Goal of the exercise — Return all lines in the material below that contain "PHAM".
:: Records provided
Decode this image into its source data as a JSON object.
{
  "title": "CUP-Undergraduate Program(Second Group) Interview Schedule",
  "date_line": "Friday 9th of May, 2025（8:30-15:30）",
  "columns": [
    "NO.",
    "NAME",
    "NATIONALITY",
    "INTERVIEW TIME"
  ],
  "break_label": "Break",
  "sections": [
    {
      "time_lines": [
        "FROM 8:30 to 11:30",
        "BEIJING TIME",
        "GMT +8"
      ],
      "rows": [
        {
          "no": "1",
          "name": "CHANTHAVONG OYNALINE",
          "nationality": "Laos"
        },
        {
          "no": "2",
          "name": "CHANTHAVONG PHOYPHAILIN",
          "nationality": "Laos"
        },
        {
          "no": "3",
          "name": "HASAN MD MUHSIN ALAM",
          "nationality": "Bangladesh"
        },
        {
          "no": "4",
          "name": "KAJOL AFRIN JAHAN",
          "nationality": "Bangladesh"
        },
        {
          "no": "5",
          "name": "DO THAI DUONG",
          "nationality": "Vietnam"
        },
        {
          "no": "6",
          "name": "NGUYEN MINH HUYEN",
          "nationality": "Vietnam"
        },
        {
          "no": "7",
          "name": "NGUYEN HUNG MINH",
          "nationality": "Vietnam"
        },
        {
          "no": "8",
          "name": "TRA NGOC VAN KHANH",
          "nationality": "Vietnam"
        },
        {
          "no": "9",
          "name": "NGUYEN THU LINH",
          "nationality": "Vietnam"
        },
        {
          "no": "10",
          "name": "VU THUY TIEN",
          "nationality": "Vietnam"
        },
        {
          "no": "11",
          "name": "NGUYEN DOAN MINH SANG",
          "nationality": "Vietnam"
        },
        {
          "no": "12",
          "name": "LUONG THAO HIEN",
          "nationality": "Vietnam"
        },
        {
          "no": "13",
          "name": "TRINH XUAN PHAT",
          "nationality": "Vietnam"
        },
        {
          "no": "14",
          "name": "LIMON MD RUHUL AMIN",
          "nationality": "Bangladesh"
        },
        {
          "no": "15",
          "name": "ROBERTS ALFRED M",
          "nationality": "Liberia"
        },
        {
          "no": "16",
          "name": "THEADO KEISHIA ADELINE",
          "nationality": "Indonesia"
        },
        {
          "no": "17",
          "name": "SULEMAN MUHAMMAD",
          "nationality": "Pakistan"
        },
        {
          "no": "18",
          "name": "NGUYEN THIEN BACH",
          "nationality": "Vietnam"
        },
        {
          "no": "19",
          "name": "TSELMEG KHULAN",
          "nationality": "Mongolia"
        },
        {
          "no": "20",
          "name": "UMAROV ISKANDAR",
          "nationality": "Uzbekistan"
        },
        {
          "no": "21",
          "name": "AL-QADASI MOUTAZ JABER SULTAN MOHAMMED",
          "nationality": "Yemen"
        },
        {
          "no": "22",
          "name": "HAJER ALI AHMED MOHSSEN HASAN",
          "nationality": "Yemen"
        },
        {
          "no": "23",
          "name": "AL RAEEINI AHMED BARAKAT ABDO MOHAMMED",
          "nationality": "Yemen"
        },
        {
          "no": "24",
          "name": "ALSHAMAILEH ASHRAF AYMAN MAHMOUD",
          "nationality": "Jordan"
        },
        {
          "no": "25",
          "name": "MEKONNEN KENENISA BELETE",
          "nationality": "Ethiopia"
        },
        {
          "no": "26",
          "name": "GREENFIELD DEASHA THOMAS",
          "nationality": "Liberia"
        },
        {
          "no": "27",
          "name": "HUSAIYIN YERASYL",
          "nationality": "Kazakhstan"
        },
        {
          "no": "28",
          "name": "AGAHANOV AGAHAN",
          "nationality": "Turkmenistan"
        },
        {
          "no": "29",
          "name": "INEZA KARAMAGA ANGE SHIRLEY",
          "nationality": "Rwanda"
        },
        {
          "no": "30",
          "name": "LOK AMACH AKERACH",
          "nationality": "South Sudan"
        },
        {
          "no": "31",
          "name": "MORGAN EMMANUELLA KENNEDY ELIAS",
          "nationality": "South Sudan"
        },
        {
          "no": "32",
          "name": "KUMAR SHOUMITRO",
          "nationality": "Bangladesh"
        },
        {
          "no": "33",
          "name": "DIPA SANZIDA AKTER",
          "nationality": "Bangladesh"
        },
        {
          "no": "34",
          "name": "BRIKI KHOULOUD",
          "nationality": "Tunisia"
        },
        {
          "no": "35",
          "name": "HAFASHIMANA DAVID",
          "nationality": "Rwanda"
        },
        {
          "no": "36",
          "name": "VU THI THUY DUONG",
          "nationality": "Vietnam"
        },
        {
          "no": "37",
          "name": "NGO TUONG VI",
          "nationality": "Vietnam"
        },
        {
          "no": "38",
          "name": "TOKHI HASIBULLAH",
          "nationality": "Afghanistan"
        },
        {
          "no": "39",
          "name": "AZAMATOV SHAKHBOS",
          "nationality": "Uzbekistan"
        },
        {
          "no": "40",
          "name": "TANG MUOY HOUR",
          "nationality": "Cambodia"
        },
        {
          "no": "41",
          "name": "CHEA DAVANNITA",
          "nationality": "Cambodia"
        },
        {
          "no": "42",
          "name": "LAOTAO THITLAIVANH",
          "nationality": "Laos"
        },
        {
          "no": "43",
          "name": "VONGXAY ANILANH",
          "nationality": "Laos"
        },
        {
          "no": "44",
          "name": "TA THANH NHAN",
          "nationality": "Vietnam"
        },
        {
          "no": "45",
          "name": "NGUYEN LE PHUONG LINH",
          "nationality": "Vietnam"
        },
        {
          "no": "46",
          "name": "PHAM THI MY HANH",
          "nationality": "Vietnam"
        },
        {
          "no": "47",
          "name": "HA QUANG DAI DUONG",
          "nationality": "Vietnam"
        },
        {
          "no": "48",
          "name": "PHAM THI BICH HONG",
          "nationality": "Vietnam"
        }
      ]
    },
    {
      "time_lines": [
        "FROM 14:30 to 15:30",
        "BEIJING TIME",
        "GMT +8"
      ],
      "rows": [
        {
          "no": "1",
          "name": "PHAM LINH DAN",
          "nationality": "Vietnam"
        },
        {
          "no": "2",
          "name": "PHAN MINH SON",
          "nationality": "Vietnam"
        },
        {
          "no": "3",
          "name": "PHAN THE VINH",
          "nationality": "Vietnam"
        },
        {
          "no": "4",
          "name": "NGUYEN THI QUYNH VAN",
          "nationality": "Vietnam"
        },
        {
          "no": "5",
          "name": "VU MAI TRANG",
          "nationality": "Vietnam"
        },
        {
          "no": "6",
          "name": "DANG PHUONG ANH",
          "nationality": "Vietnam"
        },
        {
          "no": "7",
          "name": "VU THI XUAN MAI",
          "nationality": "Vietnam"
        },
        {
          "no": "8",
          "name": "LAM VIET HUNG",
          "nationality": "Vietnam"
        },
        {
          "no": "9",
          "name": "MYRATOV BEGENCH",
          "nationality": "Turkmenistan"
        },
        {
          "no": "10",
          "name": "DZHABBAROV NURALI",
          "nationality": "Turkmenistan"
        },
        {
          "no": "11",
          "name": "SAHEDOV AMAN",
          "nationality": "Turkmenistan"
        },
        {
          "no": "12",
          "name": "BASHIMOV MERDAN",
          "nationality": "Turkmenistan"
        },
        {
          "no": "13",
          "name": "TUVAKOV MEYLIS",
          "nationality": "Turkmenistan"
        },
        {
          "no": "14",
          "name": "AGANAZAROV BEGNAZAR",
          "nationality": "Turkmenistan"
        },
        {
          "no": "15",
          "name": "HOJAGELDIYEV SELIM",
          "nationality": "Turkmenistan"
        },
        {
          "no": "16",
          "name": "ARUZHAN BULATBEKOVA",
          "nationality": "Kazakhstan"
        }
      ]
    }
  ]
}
::::
Exercise answer —
          "name": "PHAM THI MY HANH",
          "name": "PHAM THI BICH HONG",
          "name": "PHAM LINH DAN",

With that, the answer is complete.